Box coordinate listings:
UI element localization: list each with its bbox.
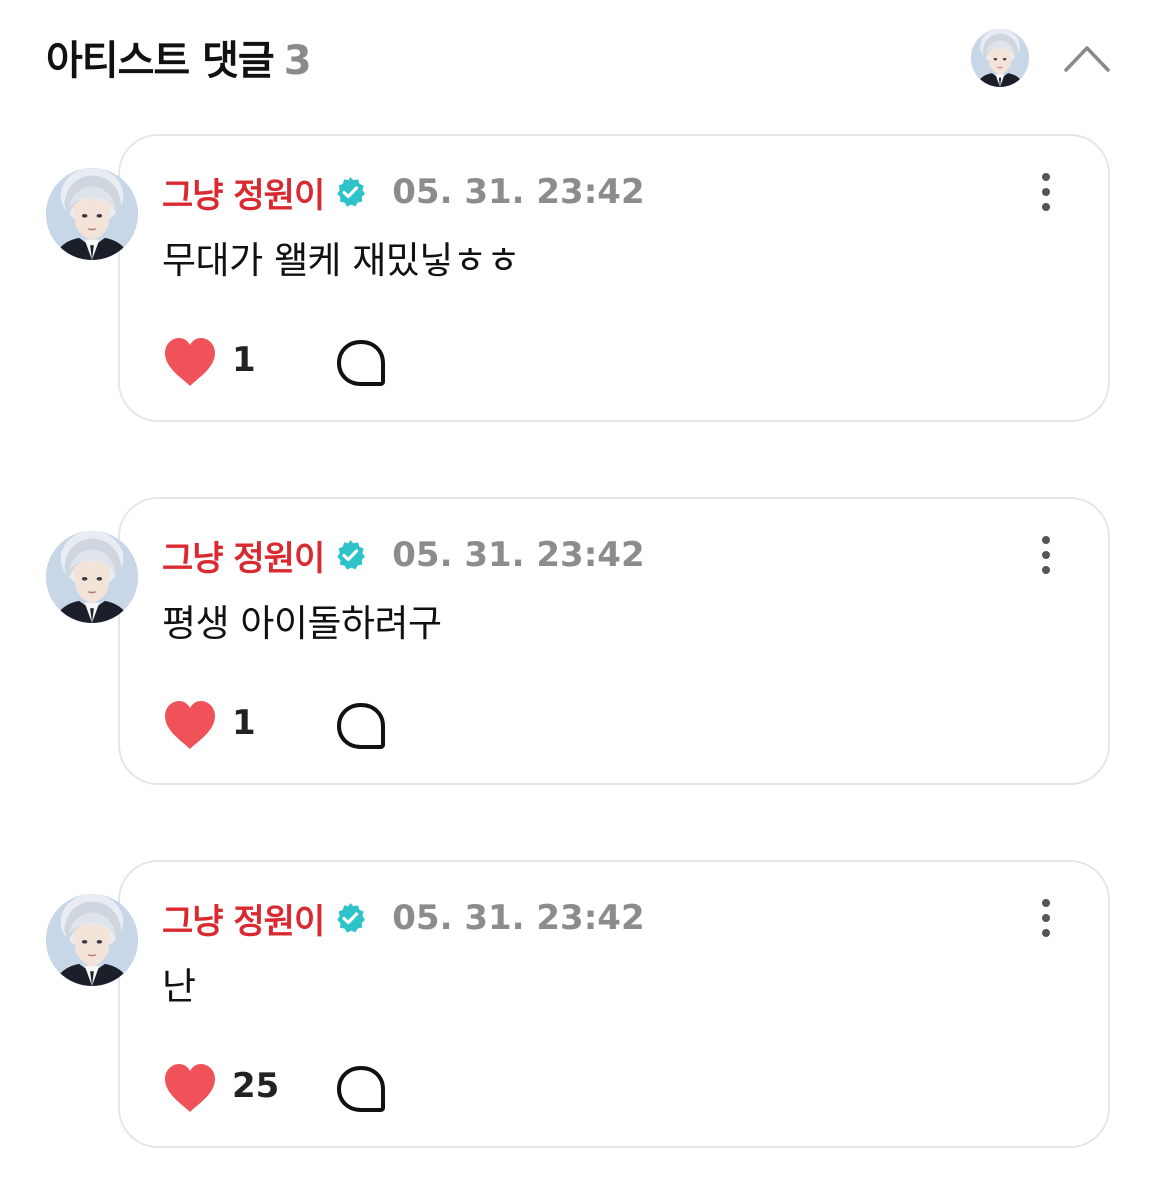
comment-author-avatar[interactable] [46, 894, 138, 986]
comment-timestamp: 05. 31. 23:42 [392, 172, 645, 212]
comment-item: 그냥 정원이 05. 31. 23:42 무대가 왤케 재밌닣ㅎㅎ 1 [0, 134, 1162, 434]
comment-text: 평생 아이돌하려구 [162, 602, 442, 645]
comment-author-avatar[interactable] [46, 531, 138, 623]
speech-bubble-icon [334, 701, 388, 753]
artist-avatar[interactable] [971, 29, 1029, 87]
more-options-button[interactable] [1030, 533, 1062, 577]
chevron-up-icon [1064, 46, 1110, 72]
comment-count: 3 [283, 38, 312, 84]
comment-timestamp: 05. 31. 23:42 [392, 898, 645, 938]
like-button[interactable] [162, 1062, 218, 1114]
more-vertical-icon [1030, 896, 1062, 940]
more-vertical-icon [1030, 170, 1062, 214]
comment-timestamp: 05. 31. 23:42 [392, 535, 645, 575]
comment-author[interactable]: 그냥 정원이 [162, 168, 325, 217]
artist-comments-header: 아티스트 댓글 3 [0, 0, 1162, 120]
comment-meta: 그냥 정원이 05. 31. 23:42 [162, 168, 645, 217]
reply-button[interactable] [334, 701, 388, 753]
section-title: 아티스트 댓글 3 [46, 28, 312, 86]
like-count: 1 [232, 340, 256, 380]
comment-item: 그냥 정원이 05. 31. 23:42 평생 아이돌하려구 1 [0, 497, 1162, 797]
comment-author[interactable]: 그냥 정원이 [162, 531, 325, 580]
comment-author[interactable]: 그냥 정원이 [162, 894, 325, 943]
comment-meta: 그냥 정원이 05. 31. 23:42 [162, 531, 645, 580]
more-vertical-icon [1030, 533, 1062, 577]
comment-author-avatar[interactable] [46, 168, 138, 260]
comment-meta: 그냥 정원이 05. 31. 23:42 [162, 894, 645, 943]
reply-button[interactable] [334, 1064, 388, 1116]
collapse-button[interactable] [1060, 36, 1114, 80]
comment-item: 그냥 정원이 05. 31. 23:42 난 25 [0, 860, 1162, 1160]
like-button[interactable] [162, 336, 218, 388]
verified-badge-icon [334, 176, 366, 208]
verified-badge-icon [334, 539, 366, 571]
reply-button[interactable] [334, 338, 388, 390]
speech-bubble-icon [334, 1064, 388, 1116]
more-options-button[interactable] [1030, 896, 1062, 940]
more-options-button[interactable] [1030, 170, 1062, 214]
comment-text: 무대가 왤케 재밌닣ㅎㅎ [162, 239, 520, 282]
comment-text: 난 [162, 965, 196, 1008]
speech-bubble-icon [334, 338, 388, 390]
like-count: 25 [232, 1066, 280, 1106]
like-button[interactable] [162, 699, 218, 751]
verified-badge-icon [334, 902, 366, 934]
heart-icon [162, 1062, 218, 1114]
heart-icon [162, 336, 218, 388]
section-title-label: 아티스트 댓글 [46, 38, 275, 84]
heart-icon [162, 699, 218, 751]
like-count: 1 [232, 703, 256, 743]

*Aim*: Put the lines of the items from the one containing "comment-author-avatar[interactable] [46, 894, 138, 986]" through the one containing "comment-author-avatar[interactable] [46, 531, 138, 623]" into a Markdown table with the columns Row and Line, leaving out any blank lines.

*Solution for this exercise*:
| Row | Line |
|---|---|
| 1 | comment-author-avatar[interactable] [46, 894, 138, 986] |
| 2 | comment-timestamp: 05. 31. 23:42 [392, 172, 645, 212] |
| 3 | comment-item: 그냥 정원이 05. 31. 23:42 무대가 왤케 재밌닣ㅎㅎ 1 [0, 134, 1162, 434] |
| 4 | comment-text: 평생 아이돌하려구 [162, 602, 442, 645] |
| 5 | comment-author-avatar[interactable] [46, 531, 138, 623] |